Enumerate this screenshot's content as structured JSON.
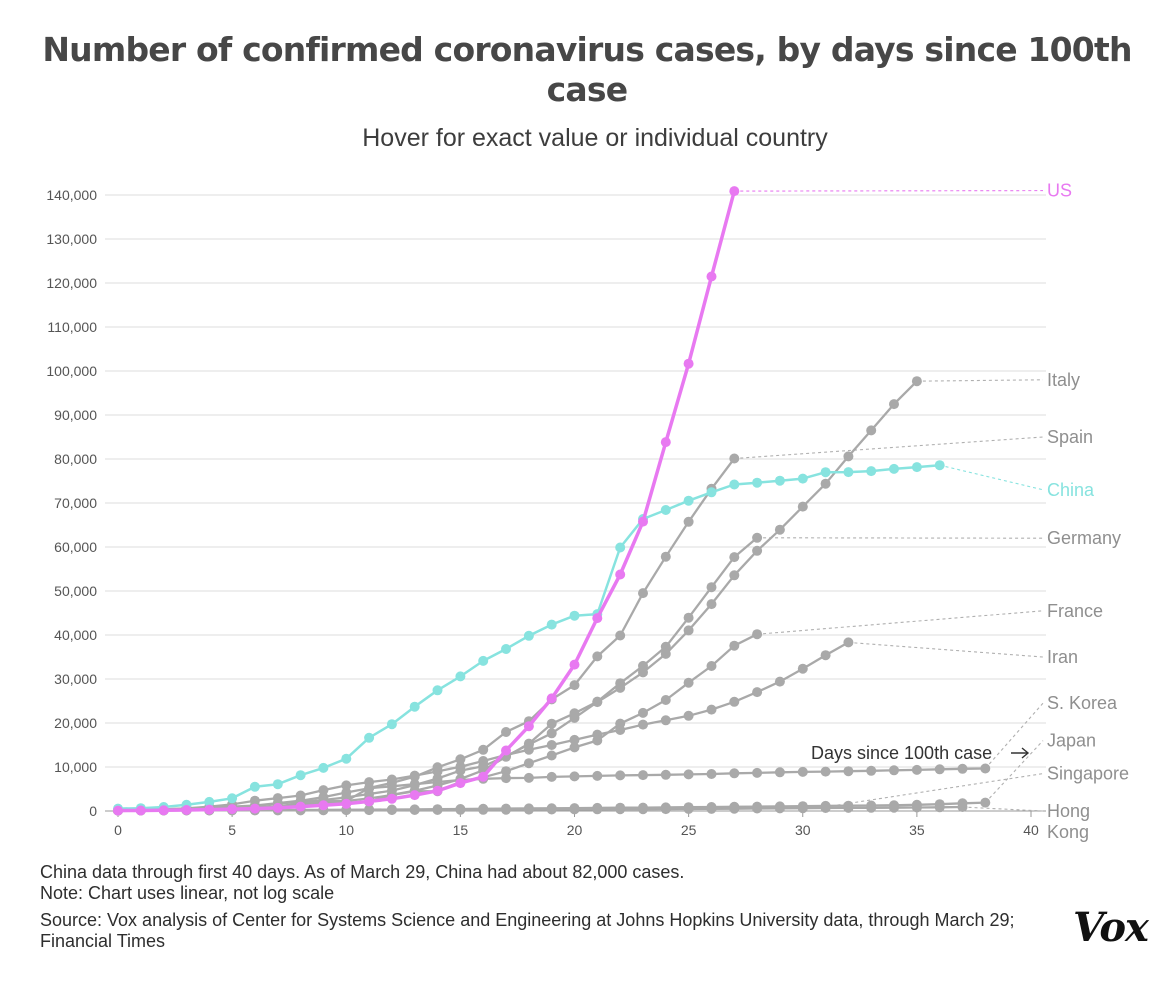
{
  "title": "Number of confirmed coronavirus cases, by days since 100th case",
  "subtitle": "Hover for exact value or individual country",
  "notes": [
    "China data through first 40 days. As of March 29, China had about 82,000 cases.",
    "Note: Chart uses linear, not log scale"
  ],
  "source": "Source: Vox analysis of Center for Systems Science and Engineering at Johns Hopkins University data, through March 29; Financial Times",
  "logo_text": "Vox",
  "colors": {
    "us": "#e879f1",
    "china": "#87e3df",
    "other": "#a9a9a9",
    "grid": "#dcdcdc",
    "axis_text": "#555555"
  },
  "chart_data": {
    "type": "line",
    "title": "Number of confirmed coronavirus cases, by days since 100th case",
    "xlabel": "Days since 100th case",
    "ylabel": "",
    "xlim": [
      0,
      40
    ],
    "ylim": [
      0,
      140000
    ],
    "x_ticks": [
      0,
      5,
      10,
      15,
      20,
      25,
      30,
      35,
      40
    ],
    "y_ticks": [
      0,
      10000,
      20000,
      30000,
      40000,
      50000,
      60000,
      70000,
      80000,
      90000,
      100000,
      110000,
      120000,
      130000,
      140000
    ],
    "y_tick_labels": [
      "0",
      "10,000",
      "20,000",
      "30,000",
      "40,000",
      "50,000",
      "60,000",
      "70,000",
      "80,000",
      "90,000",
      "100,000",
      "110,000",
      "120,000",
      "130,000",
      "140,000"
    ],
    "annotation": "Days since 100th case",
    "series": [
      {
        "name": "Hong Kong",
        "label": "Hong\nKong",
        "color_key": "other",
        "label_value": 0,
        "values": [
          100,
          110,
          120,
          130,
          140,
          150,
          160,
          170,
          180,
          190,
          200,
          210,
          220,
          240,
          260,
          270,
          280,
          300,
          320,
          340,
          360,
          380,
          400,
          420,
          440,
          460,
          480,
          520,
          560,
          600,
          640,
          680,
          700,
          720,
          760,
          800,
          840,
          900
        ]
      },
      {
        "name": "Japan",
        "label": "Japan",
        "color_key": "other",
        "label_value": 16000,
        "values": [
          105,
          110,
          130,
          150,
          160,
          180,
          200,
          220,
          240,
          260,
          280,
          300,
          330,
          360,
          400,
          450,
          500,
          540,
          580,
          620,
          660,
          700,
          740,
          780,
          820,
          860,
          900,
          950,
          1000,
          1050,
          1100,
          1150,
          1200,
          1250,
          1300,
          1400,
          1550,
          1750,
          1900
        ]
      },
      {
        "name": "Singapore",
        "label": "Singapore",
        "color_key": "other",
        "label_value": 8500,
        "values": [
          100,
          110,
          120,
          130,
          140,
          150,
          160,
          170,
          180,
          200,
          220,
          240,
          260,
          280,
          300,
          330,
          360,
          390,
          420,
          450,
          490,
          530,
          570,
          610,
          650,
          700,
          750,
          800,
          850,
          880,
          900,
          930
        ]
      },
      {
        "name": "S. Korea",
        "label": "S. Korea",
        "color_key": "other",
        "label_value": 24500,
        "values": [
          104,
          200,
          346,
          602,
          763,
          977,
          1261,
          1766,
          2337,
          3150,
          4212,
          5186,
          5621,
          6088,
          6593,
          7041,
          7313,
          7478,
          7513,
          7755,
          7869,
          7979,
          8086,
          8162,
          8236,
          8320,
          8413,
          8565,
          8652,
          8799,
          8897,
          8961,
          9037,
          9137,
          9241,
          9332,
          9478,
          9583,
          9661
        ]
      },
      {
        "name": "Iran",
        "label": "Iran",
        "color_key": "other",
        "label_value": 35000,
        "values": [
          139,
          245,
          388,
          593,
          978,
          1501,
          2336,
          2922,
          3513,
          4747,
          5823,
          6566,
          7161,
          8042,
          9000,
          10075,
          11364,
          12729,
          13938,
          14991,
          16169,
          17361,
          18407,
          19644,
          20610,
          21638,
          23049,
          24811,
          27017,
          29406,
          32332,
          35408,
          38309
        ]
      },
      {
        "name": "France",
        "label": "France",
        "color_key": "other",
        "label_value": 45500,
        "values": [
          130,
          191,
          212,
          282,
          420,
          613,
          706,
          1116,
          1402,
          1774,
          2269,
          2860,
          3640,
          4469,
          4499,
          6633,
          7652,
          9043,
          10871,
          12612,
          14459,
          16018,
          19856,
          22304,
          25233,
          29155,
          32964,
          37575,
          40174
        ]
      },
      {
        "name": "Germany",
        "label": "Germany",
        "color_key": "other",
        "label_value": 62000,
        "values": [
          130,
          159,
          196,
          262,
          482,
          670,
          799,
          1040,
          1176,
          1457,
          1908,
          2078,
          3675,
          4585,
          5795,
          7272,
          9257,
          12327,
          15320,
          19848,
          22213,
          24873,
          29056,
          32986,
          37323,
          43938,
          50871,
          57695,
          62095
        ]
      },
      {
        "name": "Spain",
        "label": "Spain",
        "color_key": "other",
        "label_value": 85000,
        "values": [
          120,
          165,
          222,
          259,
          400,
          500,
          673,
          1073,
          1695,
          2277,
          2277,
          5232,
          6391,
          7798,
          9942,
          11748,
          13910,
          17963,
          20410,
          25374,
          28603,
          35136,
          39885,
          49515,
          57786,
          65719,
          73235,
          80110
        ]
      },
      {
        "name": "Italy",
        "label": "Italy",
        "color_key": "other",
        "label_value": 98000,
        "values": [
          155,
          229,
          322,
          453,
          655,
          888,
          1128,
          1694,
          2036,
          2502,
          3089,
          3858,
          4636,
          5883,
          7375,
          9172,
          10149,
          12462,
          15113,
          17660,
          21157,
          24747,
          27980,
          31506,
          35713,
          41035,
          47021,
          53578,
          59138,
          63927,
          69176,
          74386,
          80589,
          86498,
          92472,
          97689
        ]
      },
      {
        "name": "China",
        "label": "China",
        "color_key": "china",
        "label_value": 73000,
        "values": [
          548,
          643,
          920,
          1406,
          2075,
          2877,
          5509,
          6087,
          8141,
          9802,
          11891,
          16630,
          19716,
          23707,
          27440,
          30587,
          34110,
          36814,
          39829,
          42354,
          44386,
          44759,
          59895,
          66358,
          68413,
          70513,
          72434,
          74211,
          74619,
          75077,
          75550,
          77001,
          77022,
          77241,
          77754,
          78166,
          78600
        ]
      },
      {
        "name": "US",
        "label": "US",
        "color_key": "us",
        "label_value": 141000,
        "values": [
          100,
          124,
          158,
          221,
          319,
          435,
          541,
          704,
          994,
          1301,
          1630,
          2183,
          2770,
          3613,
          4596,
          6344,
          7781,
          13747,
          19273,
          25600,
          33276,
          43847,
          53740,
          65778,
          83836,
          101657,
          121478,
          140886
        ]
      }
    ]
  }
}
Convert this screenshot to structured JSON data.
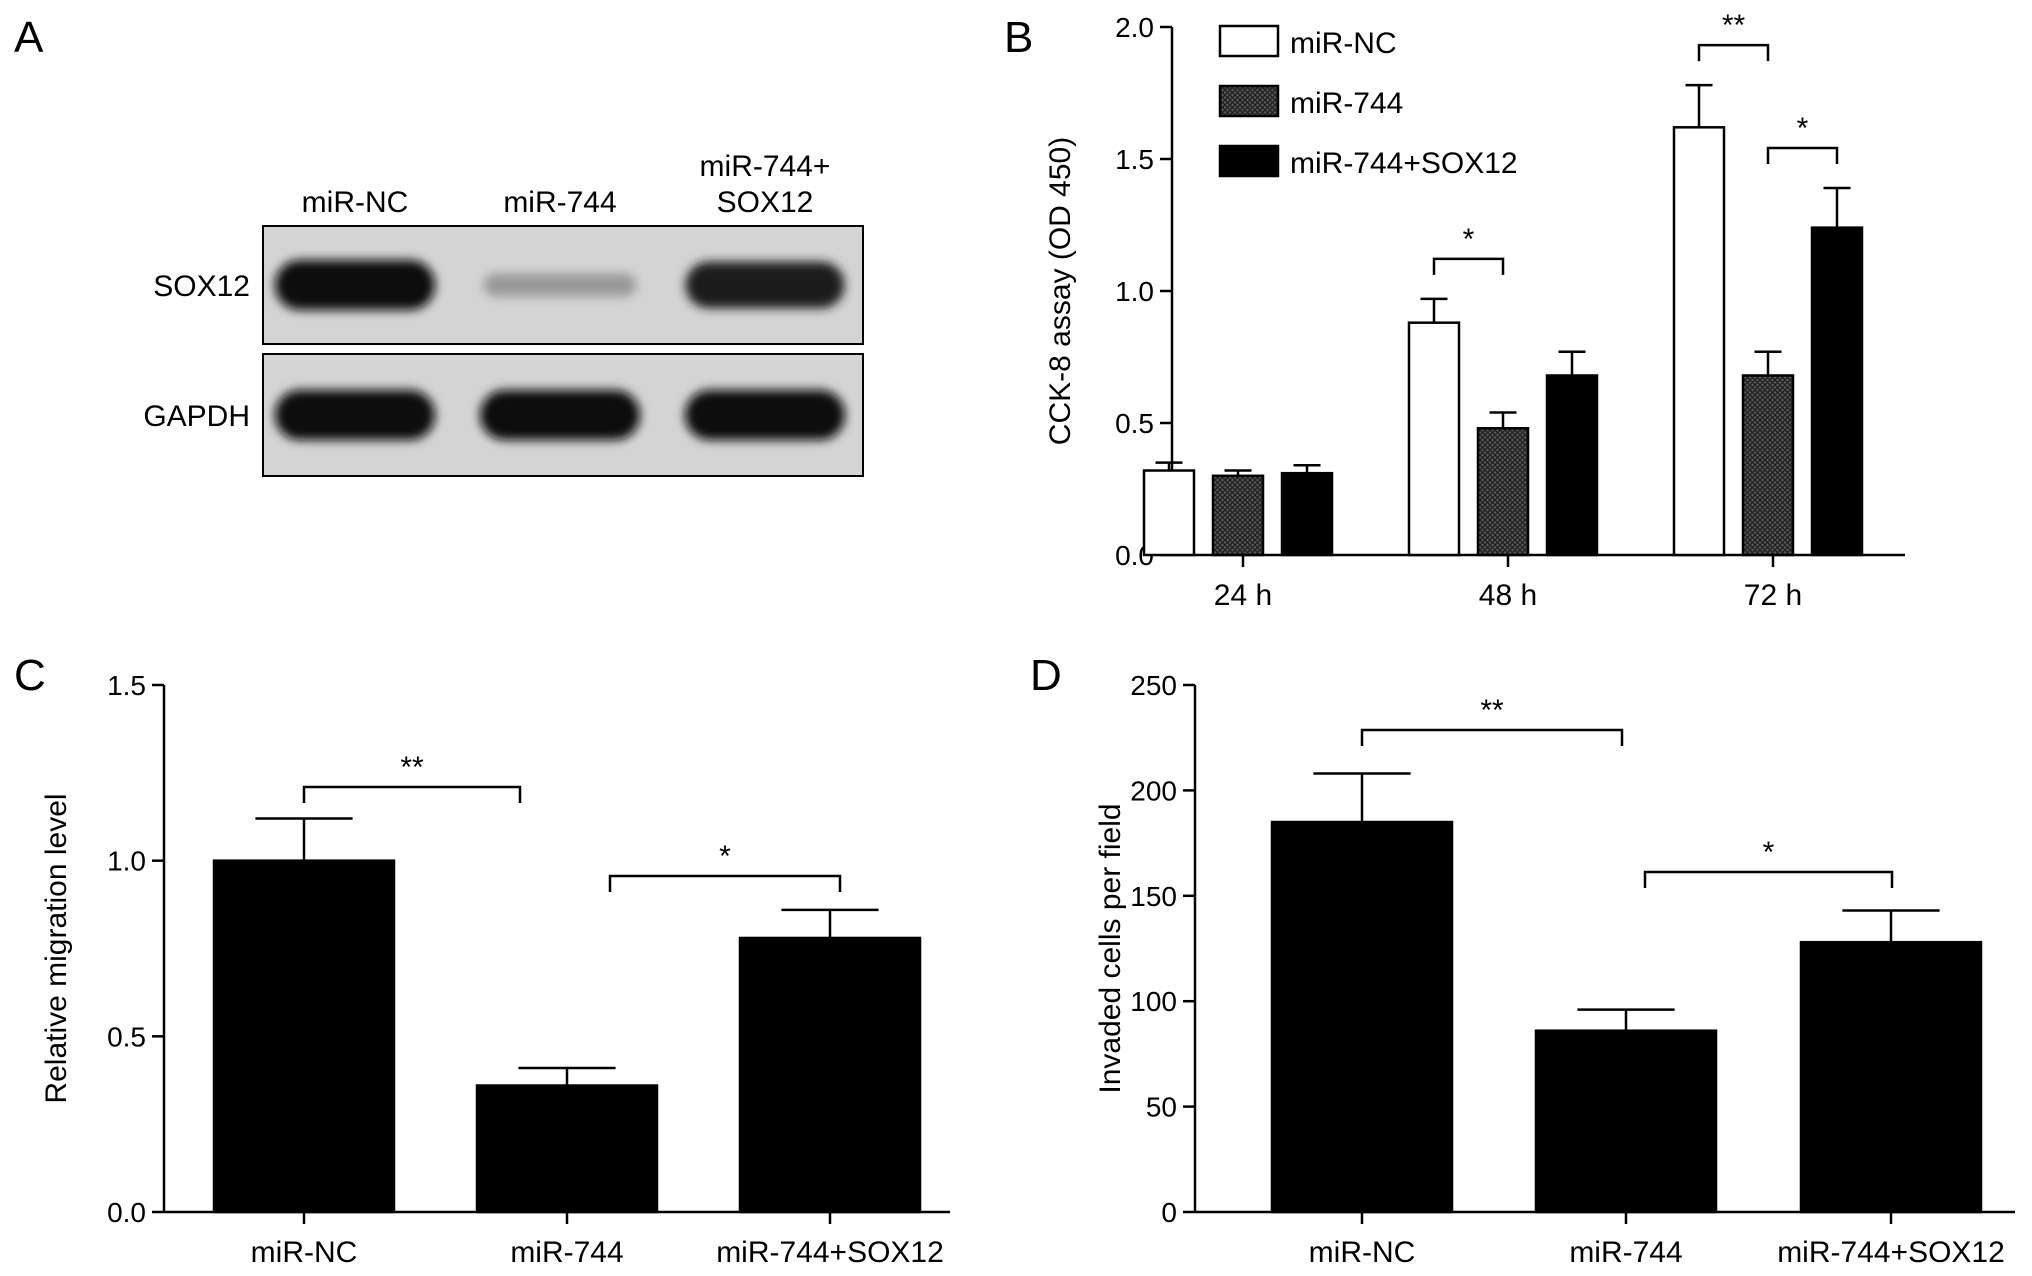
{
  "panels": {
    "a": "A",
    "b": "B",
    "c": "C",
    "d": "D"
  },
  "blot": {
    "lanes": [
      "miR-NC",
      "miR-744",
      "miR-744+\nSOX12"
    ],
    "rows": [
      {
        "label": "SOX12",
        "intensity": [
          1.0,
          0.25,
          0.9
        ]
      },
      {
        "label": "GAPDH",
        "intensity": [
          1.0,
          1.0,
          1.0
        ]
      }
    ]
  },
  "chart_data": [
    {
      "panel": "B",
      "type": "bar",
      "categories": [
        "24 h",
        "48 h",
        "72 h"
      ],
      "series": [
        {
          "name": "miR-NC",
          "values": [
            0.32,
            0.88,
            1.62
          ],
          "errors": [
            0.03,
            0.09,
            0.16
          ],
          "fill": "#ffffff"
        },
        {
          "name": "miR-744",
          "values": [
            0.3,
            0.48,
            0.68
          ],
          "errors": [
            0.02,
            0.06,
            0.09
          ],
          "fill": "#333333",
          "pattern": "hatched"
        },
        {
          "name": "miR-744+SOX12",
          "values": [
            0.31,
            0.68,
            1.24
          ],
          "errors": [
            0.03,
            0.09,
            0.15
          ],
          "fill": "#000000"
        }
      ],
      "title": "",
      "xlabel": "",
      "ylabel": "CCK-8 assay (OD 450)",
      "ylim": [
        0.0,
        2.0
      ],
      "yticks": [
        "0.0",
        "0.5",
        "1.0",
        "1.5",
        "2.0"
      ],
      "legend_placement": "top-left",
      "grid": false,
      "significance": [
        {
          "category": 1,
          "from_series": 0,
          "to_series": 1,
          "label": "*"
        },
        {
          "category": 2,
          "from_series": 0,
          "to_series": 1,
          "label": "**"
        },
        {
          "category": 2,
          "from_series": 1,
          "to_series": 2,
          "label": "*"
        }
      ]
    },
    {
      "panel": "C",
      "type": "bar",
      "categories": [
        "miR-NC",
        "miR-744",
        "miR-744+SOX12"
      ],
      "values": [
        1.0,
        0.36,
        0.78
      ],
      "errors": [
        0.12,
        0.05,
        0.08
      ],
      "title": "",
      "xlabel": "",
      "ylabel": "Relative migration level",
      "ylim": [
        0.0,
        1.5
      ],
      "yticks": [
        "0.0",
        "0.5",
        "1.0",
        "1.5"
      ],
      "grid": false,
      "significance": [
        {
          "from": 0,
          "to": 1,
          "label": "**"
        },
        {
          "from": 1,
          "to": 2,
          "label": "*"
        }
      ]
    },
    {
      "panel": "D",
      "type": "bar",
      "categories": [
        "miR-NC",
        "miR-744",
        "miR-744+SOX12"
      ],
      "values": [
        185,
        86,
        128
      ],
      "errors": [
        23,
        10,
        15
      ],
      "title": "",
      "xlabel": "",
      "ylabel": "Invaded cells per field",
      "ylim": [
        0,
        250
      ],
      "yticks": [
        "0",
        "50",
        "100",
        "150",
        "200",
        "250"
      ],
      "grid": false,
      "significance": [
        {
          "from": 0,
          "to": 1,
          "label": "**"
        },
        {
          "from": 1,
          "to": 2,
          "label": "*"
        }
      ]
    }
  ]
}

- - -

- Exercise goal: Take the entries above and copy out all lines with the string "coronavirus".

- Exercise output:
  "title": "Number of confirmed coronavirus cases, by days since 100th case",
    "title": "Number of confirmed coronavirus cases, by days since 100th case",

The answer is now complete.